▶ _TASK DESCRIPTION_: Render the rows as a JSON list of strings, one string per line with blank lines omitted, starting at the first row and ending at the row that contains "newest-item[interactable]: Mindwarp Only", both included.

▶ _GIVEN RECORDS_:
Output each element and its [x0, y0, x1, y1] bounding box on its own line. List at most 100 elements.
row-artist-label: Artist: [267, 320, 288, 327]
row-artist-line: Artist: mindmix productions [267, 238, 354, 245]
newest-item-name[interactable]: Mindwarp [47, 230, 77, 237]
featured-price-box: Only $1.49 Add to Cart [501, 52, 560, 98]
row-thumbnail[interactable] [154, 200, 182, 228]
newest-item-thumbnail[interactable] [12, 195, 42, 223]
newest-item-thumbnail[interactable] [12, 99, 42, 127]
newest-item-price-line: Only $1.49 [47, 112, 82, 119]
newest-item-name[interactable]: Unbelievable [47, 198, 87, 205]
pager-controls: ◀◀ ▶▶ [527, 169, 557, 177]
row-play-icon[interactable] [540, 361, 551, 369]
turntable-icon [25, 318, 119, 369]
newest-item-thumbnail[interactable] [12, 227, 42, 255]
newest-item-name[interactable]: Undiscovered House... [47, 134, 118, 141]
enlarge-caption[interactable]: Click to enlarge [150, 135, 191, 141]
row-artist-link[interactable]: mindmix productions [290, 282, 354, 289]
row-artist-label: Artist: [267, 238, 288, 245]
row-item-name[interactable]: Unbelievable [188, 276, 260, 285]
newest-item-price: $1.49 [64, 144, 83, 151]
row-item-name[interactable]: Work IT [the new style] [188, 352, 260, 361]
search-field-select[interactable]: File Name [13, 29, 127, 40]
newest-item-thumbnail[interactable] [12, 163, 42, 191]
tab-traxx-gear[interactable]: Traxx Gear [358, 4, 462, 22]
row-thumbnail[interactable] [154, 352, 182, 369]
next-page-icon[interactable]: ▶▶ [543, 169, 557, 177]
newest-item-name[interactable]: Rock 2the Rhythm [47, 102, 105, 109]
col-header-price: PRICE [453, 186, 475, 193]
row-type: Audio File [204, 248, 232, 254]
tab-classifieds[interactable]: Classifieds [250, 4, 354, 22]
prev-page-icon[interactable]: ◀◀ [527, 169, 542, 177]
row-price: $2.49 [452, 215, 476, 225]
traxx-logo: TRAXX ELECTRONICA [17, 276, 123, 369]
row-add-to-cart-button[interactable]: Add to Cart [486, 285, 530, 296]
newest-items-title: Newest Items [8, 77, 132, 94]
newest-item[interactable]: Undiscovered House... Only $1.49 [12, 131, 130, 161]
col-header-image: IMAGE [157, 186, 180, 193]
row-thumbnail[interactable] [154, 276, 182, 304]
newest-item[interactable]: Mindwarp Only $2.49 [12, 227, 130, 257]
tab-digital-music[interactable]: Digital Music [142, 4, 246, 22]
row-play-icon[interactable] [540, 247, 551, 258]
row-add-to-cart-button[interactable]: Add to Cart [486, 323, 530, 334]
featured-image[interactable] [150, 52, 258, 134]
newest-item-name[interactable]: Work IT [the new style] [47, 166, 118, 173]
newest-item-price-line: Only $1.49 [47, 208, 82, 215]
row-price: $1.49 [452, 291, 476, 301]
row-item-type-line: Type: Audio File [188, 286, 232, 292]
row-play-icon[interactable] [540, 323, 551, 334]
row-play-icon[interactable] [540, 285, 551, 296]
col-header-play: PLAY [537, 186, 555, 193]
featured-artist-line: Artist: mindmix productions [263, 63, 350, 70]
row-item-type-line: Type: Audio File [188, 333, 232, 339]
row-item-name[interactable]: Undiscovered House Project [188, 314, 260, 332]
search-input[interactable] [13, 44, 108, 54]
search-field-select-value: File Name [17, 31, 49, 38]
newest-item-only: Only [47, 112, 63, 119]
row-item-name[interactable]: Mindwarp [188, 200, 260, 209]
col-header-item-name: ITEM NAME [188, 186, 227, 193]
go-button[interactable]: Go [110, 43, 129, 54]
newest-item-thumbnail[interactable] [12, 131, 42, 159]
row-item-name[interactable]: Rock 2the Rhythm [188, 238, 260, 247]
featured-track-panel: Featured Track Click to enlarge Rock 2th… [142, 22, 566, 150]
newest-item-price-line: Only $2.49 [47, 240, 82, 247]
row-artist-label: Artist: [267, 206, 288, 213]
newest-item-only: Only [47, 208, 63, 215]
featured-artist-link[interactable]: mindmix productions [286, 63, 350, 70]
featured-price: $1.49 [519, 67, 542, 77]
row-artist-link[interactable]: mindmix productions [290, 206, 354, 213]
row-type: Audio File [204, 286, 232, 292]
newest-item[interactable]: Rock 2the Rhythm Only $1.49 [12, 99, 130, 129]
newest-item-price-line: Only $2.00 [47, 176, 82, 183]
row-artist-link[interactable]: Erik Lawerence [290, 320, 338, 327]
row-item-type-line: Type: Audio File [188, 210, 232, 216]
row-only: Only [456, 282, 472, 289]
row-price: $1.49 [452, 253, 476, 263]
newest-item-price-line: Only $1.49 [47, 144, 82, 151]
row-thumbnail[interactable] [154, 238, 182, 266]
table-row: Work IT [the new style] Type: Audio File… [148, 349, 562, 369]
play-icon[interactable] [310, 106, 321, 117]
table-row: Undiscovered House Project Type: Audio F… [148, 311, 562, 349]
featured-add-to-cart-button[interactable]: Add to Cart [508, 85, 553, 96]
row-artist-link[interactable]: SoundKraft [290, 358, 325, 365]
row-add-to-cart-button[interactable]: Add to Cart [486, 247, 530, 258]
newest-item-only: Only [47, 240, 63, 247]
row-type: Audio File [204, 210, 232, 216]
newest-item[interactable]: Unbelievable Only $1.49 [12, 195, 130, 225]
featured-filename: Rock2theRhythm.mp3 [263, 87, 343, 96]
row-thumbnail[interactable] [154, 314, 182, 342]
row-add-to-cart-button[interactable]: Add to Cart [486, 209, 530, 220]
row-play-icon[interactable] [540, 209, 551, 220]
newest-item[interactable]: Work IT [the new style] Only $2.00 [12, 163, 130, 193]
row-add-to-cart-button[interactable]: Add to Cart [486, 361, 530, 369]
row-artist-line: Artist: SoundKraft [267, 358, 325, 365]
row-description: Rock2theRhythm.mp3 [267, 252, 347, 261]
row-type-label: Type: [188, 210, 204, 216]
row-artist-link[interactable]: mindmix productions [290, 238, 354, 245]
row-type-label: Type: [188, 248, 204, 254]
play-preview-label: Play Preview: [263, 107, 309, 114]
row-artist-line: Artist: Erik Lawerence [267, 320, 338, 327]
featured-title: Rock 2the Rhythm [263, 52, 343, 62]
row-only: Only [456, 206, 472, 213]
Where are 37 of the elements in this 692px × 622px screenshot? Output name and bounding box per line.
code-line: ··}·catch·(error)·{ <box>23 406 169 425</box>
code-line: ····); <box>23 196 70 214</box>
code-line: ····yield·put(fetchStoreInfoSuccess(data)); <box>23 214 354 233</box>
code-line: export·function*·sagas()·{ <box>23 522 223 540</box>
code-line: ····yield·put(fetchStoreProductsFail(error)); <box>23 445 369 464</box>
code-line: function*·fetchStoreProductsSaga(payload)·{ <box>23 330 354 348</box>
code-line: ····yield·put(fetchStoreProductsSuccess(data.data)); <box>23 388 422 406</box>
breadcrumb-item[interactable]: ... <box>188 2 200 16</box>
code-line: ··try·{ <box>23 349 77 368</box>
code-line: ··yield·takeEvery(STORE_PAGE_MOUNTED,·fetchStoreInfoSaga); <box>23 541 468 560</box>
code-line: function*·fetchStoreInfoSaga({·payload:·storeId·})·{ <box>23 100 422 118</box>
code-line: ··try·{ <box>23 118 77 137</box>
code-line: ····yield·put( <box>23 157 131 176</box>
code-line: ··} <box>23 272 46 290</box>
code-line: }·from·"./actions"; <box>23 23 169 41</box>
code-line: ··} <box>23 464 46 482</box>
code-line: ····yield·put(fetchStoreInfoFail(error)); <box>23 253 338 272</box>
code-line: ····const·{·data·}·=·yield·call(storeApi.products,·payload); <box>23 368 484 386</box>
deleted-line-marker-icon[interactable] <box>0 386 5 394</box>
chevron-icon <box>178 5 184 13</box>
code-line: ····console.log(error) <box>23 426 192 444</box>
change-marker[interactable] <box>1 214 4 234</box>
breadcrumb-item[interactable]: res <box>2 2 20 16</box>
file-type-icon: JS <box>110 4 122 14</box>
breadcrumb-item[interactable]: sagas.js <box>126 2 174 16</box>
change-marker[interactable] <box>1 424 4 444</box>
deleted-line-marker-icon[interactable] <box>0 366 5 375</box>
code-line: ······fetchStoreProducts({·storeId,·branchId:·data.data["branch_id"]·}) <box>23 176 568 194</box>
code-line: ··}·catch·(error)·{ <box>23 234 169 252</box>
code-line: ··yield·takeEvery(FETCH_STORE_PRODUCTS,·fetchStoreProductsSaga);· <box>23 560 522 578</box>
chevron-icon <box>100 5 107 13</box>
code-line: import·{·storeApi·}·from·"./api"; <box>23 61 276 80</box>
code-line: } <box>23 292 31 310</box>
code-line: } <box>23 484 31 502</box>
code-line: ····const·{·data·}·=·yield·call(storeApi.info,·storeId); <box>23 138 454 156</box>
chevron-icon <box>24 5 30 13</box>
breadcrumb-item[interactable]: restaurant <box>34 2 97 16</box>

▶ _EXERCISE RESPONSE_:
[
  "Output each element and its [x0, y0, x1, y1] bounding box on its own line. List at most 100 elements.",
  "row-artist-label: Artist: [267, 320, 288, 327]",
  "row-artist-line: Artist: mindmix productions [267, 238, 354, 245]",
  "newest-item-name[interactable]: Mindwarp [47, 230, 77, 237]",
  "featured-price-box: Only $1.49 Add to Cart [501, 52, 560, 98]",
  "row-thumbnail[interactable] [154, 200, 182, 228]",
  "newest-item-thumbnail[interactable] [12, 195, 42, 223]",
  "newest-item-thumbnail[interactable] [12, 99, 42, 127]",
  "newest-item-price-line: Only $1.49 [47, 112, 82, 119]",
  "newest-item-name[interactable]: Unbelievable [47, 198, 87, 205]",
  "pager-controls: ◀◀ ▶▶ [527, 169, 557, 177]",
  "row-play-icon[interactable] [540, 361, 551, 369]",
  "turntable-icon [25, 318, 119, 369]",
  "newest-item-thumbnail[interactable] [12, 227, 42, 255]",
  "newest-item-name[interactable]: Undiscovered House... [47, 134, 118, 141]",
  "enlarge-caption[interactable]: Click to enlarge [150, 135, 191, 141]",
  "row-artist-link[interactable]: mindmix productions [290, 282, 354, 289]",
  "row-artist-label: Artist: [267, 238, 288, 245]",
  "row-item-name[interactable]: Unbelievable [188, 276, 260, 285]",
  "newest-item-price: $1.49 [64, 144, 83, 151]",
  "row-item-name[interactable]: Work IT [the new style] [188, 352, 260, 361]",
  "search-field-select[interactable]: File Name [13, 29, 127, 40]",
  "newest-item-thumbnail[interactable] [12, 163, 42, 191]",
  "tab-traxx-gear[interactable]: Traxx Gear [358, 4, 462, 22]",
  "row-thumbnail[interactable] [154, 352, 182, 369]",
  "next-page-icon[interactable]: ▶▶ [543, 169, 557, 177]",
  "newest-item-name[interactable]: Rock 2the Rhythm [47, 102, 105, 109]",
  "col-header-price: PRICE [453, 186, 475, 193]",
  "row-type: Audio File [204, 248, 232, 254]",
  "tab-classifieds[interactable]: Classifieds [250, 4, 354, 22]",
  "prev-page-icon[interactable]: ◀◀ [527, 169, 542, 177]",
  "row-price: $2.49 [452, 215, 476, 225]",
  "traxx-logo: TRAXX ELECTRONICA [17, 276, 123, 369]",
  "row-add-to-cart-button[interactable]: Add to Cart [486, 285, 530, 296]",
  "newest-items-title: Newest Items [8, 77, 132, 94]",
  "newest-item[interactable]: Undiscovered House... Only $1.49 [12, 131, 130, 161]",
  "col-header-image: IMAGE [157, 186, 180, 193]",
  "row-thumbnail[interactable] [154, 276, 182, 304]",
  "newest-item[interactable]: Mindwarp Only $2.49 [12, 227, 130, 257]"
]